What the task asks: Locate the word "Message" in the material, then show every line that holds it.

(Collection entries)
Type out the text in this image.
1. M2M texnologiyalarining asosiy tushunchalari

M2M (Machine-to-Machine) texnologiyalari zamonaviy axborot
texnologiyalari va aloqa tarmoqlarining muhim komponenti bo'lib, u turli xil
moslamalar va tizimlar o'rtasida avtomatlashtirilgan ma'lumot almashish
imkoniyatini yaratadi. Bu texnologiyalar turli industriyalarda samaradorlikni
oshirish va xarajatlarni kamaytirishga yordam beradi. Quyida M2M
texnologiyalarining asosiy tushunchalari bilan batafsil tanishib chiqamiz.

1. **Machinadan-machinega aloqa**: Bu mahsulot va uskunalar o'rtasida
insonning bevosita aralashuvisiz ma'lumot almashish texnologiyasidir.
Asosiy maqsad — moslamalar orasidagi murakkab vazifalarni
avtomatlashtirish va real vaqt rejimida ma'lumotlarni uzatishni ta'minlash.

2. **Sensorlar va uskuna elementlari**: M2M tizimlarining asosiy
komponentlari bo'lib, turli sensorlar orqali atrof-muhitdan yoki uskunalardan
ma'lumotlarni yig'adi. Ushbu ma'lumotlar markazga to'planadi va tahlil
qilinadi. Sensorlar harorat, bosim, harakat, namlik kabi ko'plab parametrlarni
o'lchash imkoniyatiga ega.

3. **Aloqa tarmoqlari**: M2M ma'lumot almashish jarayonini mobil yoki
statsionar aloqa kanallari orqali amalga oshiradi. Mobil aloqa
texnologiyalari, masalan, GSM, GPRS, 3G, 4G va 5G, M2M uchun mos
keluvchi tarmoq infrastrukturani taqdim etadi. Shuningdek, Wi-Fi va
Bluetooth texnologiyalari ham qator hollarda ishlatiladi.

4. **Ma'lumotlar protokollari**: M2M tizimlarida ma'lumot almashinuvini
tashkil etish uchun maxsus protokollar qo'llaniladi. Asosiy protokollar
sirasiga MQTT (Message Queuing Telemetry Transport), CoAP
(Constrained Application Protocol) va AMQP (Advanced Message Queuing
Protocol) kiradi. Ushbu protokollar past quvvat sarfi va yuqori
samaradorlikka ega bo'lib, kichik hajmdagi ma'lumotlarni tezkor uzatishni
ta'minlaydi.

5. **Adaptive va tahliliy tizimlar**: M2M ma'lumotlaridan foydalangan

Result of this exercise:
sirasiga MQTT (Message Queuing Telemetry Transport), CoAP
(Constrained Application Protocol) va AMQP (Advanced Message Queuing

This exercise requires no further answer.